What this task involves » Could you copy out, unchanged, the rows from the one containing "x-tick-label: 5.0 [94,551,119,571]" through the one containing "x-axis-label: Milliarden Jahre", both included?

Stored data »
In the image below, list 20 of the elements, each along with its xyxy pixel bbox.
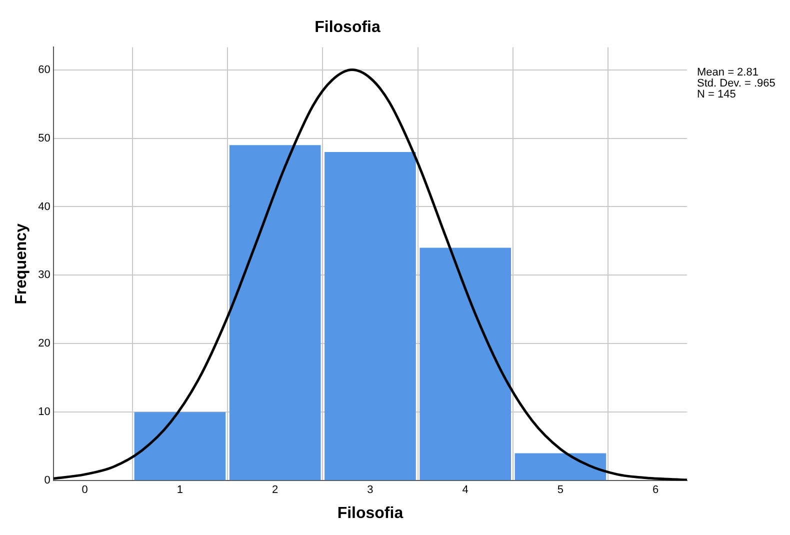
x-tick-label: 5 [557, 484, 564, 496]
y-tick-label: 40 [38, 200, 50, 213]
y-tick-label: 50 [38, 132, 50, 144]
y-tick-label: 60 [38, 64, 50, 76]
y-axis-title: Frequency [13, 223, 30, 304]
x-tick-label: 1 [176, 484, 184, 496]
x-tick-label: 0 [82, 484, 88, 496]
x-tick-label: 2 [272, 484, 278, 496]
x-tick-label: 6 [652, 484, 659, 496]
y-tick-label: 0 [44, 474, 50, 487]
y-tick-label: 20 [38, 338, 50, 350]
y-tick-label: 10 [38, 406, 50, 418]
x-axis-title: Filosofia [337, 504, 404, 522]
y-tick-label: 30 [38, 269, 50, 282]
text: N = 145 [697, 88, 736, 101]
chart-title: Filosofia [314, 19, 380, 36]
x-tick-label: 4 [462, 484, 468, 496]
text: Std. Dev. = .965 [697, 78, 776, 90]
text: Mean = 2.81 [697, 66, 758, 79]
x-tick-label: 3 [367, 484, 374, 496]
==
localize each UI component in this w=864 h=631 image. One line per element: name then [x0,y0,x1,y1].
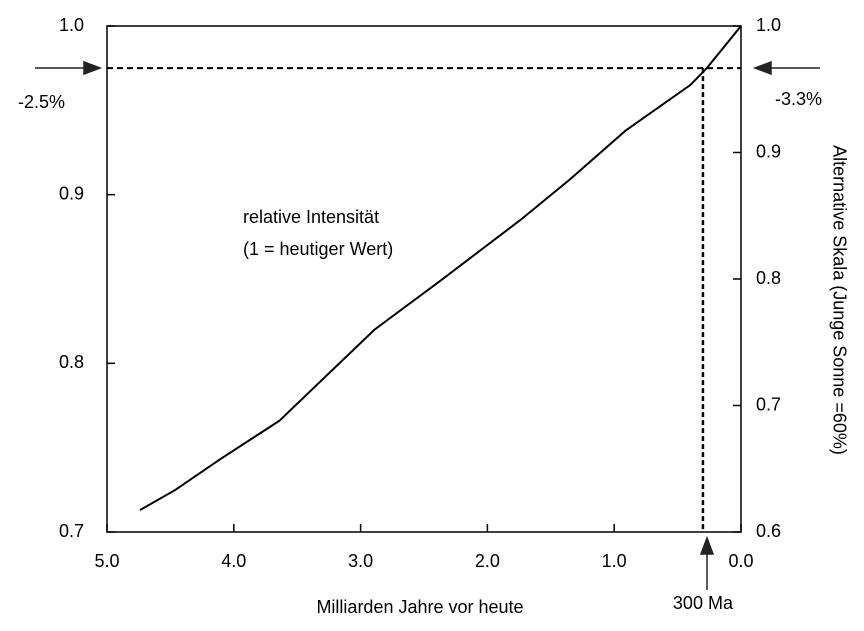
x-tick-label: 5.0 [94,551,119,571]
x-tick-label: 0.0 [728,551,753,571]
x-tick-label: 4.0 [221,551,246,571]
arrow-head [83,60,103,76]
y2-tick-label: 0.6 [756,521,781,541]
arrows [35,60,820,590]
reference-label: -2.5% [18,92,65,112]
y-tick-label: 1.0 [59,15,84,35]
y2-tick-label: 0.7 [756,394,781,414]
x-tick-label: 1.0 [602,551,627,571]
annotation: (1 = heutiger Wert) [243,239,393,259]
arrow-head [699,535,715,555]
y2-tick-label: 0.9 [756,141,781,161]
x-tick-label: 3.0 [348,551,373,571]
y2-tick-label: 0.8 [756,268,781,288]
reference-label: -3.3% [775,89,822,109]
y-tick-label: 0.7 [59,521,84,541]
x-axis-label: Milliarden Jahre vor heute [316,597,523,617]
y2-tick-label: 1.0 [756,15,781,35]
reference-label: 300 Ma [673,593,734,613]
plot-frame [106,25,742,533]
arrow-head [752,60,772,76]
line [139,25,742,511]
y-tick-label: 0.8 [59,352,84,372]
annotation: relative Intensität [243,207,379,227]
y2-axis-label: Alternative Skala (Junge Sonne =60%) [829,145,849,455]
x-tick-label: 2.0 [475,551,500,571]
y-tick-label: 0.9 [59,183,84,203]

Result »
x-tick-label: 5.0 [94,551,119,571]
x-tick-label: 0.0 [728,551,753,571]
x-tick-label: 4.0 [221,551,246,571]
arrow-head [83,60,103,76]
y2-tick-label: 0.6 [756,521,781,541]
arrows [35,60,820,590]
reference-label: -2.5% [18,92,65,112]
y-tick-label: 1.0 [59,15,84,35]
y2-tick-label: 0.7 [756,394,781,414]
x-tick-label: 1.0 [602,551,627,571]
annotation: (1 = heutiger Wert) [243,239,393,259]
arrow-head [699,535,715,555]
y2-tick-label: 0.9 [756,141,781,161]
x-tick-label: 3.0 [348,551,373,571]
y2-tick-label: 0.8 [756,268,781,288]
reference-label: -3.3% [775,89,822,109]
y-tick-label: 0.7 [59,521,84,541]
x-axis-label: Milliarden Jahre vor heute [316,597,523,617]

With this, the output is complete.